--- START INPUT DATA ---
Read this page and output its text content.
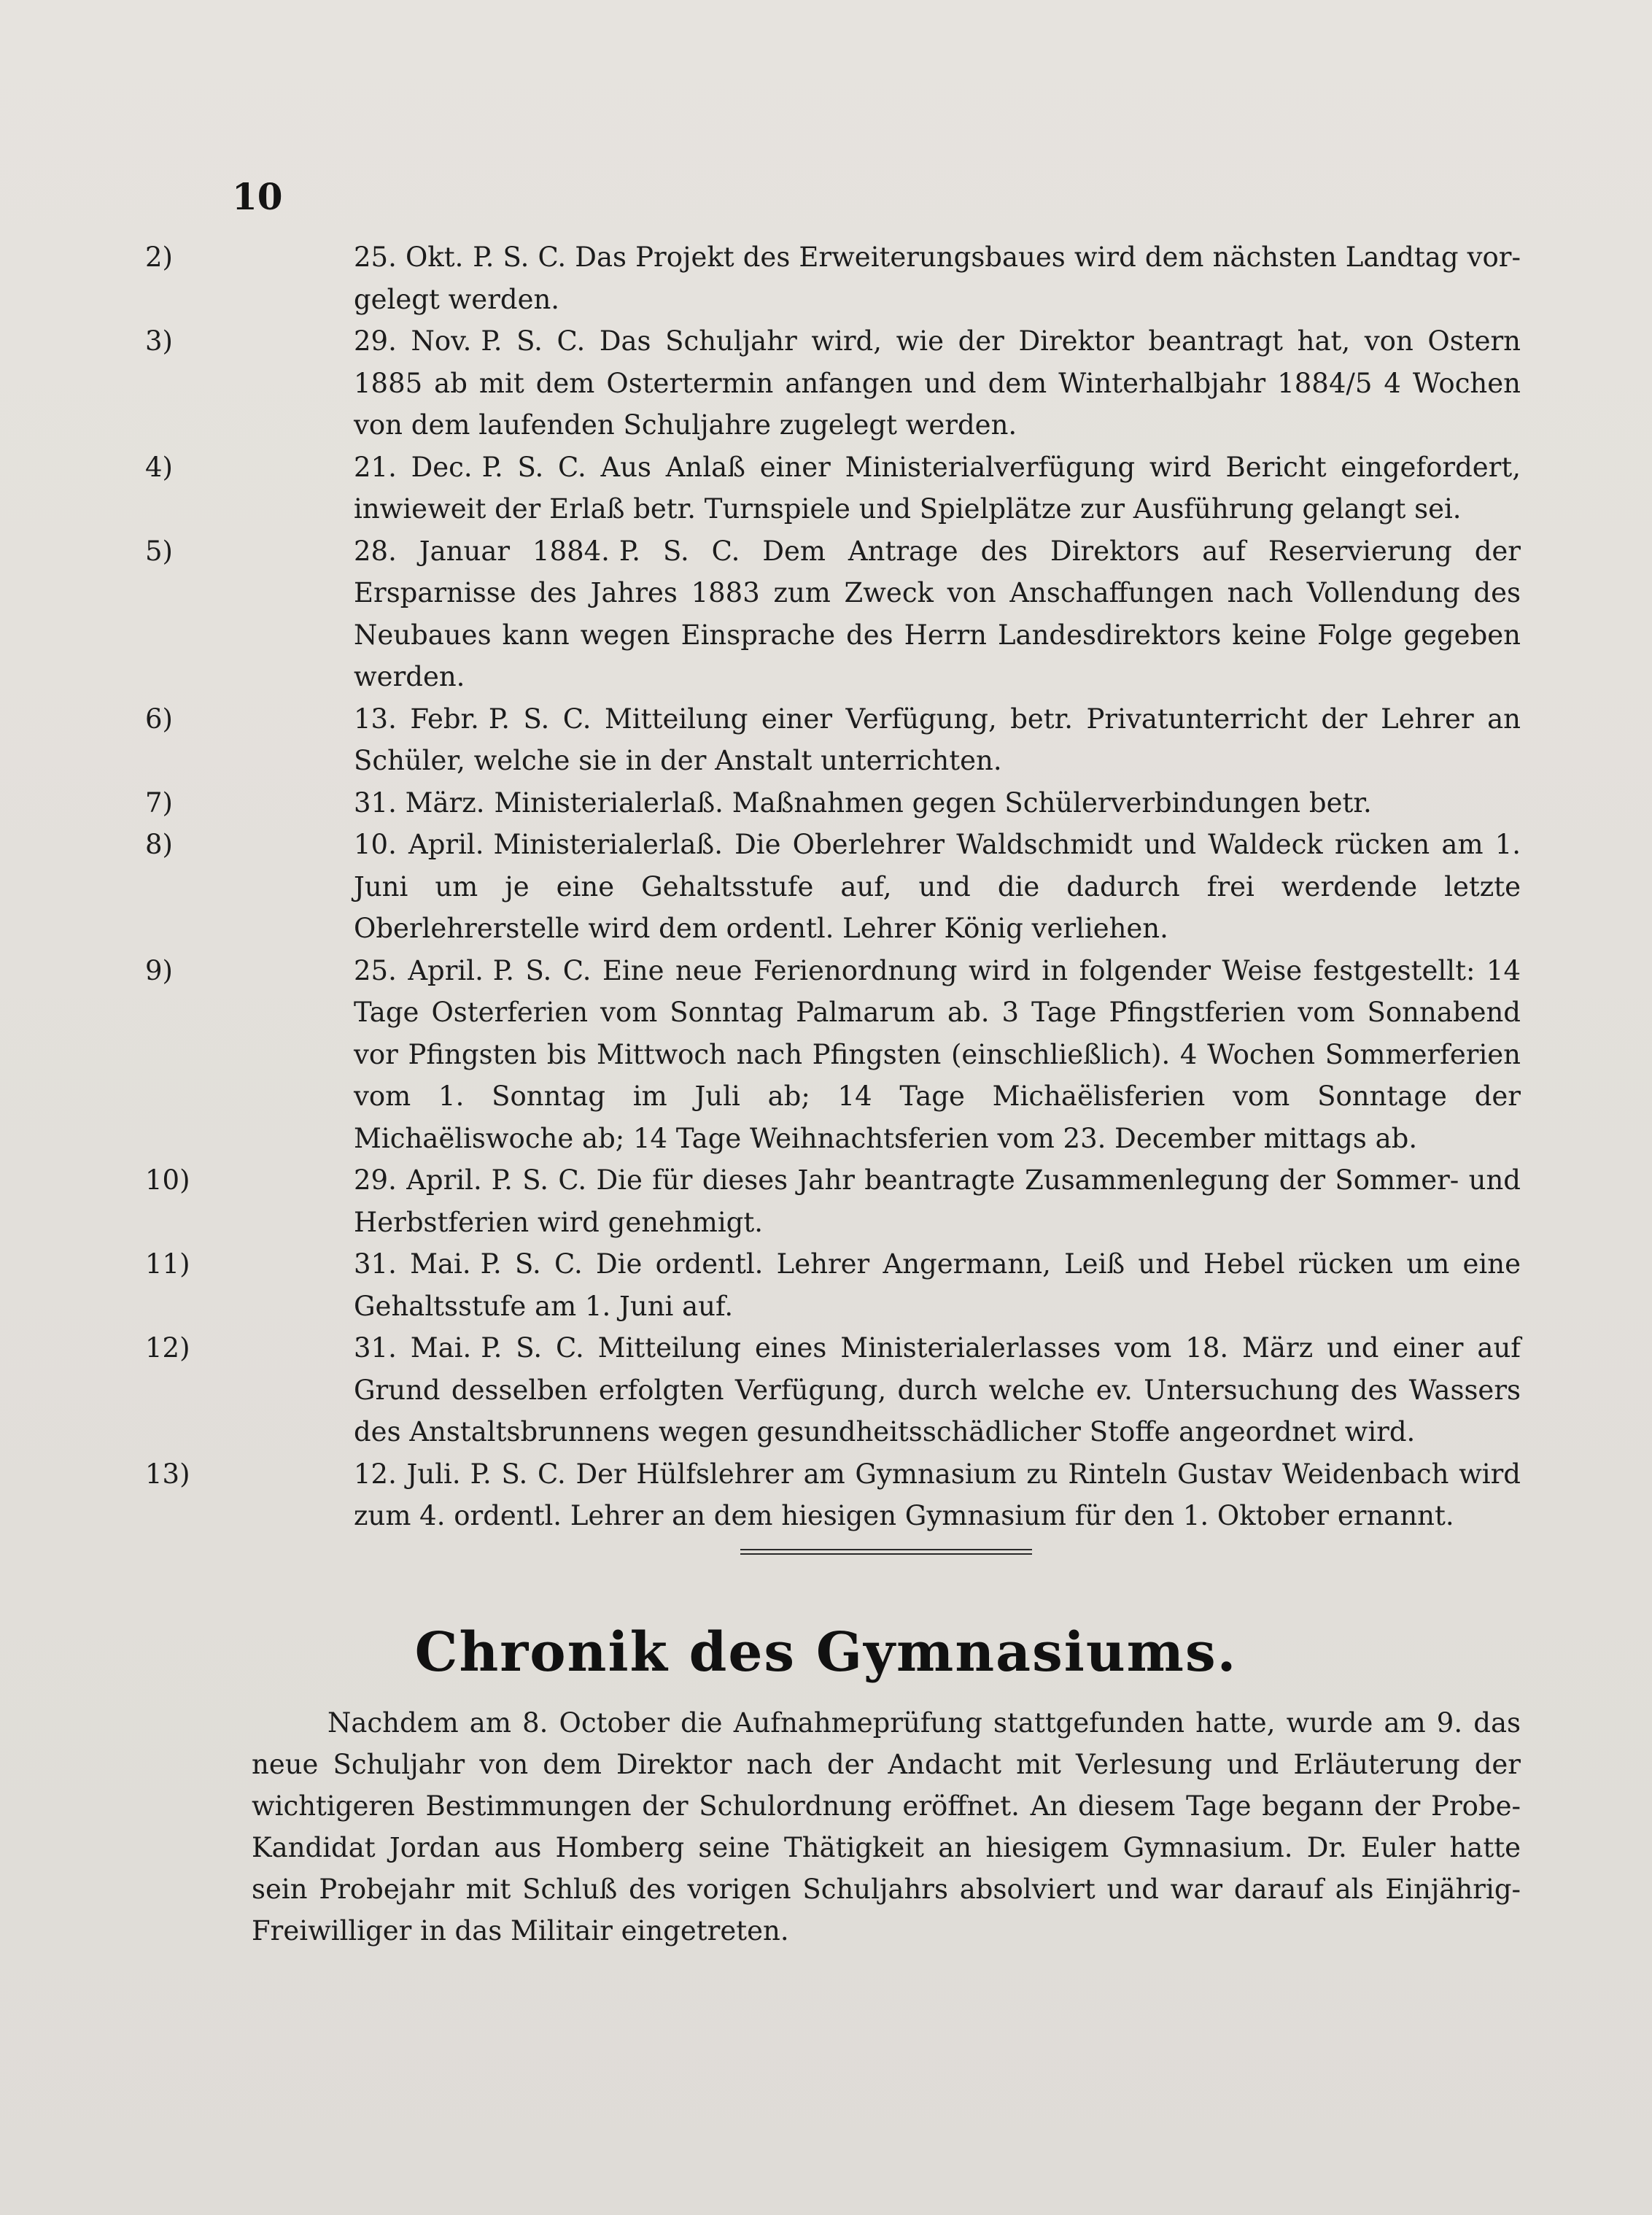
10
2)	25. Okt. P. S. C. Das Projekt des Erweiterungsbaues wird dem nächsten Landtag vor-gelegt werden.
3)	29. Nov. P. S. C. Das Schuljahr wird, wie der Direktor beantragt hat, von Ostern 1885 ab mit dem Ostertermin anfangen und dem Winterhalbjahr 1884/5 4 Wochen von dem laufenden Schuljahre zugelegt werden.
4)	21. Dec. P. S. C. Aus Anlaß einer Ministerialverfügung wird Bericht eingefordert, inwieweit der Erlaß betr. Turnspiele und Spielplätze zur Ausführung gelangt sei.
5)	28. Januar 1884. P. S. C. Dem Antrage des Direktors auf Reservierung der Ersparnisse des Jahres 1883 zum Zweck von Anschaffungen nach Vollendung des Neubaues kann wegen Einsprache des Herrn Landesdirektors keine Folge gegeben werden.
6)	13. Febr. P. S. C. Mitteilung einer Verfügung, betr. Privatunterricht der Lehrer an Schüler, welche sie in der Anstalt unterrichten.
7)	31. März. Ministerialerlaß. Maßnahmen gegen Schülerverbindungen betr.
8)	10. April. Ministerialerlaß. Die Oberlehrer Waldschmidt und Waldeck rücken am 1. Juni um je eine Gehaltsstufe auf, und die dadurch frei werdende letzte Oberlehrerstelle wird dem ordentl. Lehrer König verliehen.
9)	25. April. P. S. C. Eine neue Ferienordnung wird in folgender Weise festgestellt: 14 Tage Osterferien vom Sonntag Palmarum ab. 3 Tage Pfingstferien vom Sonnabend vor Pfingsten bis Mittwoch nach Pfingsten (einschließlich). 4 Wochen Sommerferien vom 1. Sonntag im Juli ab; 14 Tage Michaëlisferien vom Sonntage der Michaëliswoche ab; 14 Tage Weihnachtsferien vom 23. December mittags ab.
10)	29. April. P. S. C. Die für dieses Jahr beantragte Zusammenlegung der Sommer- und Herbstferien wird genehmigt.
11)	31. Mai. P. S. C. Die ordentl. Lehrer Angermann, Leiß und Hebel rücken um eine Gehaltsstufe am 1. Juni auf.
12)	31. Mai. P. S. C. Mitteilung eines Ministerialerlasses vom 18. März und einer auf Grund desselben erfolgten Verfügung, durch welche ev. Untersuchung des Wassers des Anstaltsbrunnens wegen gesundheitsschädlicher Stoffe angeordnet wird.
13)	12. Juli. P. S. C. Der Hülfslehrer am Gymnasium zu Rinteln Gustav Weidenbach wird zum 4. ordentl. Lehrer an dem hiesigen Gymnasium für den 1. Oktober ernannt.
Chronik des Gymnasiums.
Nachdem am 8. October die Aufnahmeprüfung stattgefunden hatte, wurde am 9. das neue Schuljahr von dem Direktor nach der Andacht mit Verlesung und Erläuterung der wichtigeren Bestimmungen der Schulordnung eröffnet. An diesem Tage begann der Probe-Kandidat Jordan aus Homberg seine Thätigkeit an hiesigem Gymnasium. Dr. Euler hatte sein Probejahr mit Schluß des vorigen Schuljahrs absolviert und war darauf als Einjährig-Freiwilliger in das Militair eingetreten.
--- END INPUT DATA ---
--- START INPUT DATA ---
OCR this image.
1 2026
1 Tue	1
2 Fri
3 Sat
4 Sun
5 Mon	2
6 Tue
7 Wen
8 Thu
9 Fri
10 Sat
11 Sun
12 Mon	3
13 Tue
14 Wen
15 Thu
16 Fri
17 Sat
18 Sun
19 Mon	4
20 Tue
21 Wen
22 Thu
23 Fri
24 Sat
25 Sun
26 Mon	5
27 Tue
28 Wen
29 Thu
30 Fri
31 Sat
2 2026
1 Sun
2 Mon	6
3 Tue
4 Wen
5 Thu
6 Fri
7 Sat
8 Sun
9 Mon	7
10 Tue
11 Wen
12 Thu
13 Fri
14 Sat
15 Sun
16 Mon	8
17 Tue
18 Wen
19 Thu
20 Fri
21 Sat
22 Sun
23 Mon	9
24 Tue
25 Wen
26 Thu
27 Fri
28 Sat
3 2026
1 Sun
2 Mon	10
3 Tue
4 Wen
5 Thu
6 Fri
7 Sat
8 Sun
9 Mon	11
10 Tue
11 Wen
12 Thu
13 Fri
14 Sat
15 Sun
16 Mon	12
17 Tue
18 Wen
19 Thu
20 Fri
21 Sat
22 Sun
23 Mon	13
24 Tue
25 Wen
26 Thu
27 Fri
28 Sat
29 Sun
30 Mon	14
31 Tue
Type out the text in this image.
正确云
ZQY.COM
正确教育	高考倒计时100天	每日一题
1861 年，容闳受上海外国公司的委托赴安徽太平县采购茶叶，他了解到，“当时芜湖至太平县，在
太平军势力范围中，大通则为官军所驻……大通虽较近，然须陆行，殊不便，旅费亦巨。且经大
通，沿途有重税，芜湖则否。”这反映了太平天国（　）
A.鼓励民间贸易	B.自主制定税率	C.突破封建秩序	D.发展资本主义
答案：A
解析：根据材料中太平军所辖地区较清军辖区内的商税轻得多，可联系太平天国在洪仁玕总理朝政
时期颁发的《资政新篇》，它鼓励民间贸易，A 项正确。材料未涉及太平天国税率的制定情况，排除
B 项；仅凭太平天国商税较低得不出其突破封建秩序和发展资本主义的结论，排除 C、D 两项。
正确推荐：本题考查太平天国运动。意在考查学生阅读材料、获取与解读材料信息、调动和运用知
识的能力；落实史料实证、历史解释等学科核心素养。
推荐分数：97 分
--- END INPUT DATA ---
PROBLEM TO SOLVE
Filter the records for lines holding the string "Juni". Copy each one.

CORRECT OUTPUT
8)	10. April. Ministerialerlaß. Die Oberlehrer Waldschmidt und Waldeck rücken am 1. Juni um je eine Gehaltsstufe auf, und die dadurch frei werdende letzte Oberlehrerstelle wird dem ordentl. Lehrer König verliehen.
11)	31. Mai. P. S. C. Die ordentl. Lehrer Angermann, Leiß und Hebel rücken um eine Gehaltsstufe am 1. Juni auf.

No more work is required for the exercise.